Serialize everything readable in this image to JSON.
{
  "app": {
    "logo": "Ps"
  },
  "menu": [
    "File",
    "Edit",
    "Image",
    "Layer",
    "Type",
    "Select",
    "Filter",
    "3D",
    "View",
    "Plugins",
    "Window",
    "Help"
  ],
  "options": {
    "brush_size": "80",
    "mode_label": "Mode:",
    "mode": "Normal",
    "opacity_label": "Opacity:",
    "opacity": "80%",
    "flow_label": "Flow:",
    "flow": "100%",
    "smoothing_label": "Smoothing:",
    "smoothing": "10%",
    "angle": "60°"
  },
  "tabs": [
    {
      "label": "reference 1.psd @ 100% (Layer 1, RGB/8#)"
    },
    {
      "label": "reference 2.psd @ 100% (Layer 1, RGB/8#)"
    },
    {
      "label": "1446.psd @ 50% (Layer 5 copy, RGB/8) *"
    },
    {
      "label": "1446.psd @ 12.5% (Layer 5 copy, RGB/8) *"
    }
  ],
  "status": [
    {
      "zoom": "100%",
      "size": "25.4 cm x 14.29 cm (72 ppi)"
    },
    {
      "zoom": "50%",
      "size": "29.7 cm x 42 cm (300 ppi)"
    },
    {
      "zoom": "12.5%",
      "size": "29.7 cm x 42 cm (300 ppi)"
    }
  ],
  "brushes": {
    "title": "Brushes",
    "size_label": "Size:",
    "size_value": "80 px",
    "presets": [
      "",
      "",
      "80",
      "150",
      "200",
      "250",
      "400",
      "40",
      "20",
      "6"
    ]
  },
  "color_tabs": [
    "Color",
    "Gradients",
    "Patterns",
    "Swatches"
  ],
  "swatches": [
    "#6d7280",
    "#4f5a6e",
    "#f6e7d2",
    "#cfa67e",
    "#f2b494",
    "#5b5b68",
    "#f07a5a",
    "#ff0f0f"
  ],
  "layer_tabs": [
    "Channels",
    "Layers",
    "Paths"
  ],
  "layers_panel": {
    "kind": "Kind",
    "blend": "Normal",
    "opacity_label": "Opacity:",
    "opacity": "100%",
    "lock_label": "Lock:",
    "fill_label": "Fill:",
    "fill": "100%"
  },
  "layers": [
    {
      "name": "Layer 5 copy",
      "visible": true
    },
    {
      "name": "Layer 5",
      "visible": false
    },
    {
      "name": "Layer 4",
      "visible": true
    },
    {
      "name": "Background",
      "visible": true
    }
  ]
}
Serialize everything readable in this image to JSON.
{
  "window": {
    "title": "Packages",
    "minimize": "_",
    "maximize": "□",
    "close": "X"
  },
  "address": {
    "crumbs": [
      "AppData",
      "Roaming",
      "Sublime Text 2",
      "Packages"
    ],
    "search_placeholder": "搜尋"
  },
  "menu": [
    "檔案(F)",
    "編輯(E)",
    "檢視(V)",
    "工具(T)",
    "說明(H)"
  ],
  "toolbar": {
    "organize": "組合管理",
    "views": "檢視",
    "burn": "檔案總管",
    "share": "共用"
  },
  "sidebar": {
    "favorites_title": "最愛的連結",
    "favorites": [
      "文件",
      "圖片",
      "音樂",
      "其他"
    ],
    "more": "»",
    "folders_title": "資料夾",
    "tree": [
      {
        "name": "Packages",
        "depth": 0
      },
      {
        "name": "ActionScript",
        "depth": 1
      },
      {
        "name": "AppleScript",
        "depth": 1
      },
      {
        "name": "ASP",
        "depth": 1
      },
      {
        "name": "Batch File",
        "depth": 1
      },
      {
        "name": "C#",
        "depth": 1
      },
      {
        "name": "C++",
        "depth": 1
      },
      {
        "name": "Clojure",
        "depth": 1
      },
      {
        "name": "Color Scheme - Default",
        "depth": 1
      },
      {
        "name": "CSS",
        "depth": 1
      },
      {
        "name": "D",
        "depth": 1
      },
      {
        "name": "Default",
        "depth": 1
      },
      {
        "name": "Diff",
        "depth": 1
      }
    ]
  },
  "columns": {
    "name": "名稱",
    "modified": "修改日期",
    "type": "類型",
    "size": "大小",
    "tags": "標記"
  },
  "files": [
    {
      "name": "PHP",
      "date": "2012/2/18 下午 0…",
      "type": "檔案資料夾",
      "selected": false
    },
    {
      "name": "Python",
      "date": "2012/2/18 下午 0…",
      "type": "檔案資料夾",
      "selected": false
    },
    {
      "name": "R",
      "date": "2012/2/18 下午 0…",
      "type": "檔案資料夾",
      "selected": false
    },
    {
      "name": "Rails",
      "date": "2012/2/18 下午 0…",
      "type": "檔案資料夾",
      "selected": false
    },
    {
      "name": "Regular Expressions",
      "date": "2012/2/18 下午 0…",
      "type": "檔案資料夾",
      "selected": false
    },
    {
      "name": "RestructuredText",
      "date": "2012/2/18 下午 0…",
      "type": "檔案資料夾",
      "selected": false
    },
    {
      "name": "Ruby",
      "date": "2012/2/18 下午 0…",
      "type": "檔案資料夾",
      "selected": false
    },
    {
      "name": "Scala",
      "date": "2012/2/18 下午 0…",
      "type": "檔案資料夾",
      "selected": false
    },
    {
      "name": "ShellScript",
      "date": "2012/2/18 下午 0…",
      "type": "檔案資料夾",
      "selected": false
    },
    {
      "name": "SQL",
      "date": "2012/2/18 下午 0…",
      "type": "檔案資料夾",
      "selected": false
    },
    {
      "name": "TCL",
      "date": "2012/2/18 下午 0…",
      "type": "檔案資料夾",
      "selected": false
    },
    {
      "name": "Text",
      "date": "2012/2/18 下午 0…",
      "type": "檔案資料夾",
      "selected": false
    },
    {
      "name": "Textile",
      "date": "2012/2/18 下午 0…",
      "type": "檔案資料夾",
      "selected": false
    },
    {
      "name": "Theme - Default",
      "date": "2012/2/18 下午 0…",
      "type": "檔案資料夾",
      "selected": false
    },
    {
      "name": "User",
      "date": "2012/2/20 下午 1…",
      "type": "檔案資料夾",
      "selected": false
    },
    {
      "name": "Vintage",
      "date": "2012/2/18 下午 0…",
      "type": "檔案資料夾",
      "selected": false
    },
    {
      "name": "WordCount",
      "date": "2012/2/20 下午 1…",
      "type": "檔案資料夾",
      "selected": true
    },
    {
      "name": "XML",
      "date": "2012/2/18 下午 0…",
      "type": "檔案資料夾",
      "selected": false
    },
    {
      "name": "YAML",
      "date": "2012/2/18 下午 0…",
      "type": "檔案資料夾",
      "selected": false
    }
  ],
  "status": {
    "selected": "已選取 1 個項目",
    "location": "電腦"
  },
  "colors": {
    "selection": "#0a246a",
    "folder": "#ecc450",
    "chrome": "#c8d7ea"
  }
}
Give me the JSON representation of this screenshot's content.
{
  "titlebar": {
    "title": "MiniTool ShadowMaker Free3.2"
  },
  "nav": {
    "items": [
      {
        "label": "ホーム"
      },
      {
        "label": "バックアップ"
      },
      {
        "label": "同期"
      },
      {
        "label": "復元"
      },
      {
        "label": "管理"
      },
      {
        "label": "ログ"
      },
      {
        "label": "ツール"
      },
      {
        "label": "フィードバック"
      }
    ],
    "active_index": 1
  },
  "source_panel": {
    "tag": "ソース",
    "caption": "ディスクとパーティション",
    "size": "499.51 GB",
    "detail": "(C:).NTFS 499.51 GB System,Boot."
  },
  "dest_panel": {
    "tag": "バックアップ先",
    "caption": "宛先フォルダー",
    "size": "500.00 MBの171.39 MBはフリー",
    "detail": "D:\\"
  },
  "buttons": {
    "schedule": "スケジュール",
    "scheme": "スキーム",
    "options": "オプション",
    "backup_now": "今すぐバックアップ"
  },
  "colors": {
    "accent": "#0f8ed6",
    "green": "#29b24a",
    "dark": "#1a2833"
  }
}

-*-

GIVEN REQUEST —
Look through the listing above and count the lines where the string "detail" appears. Report the number only.

FULL SOLUTION —
2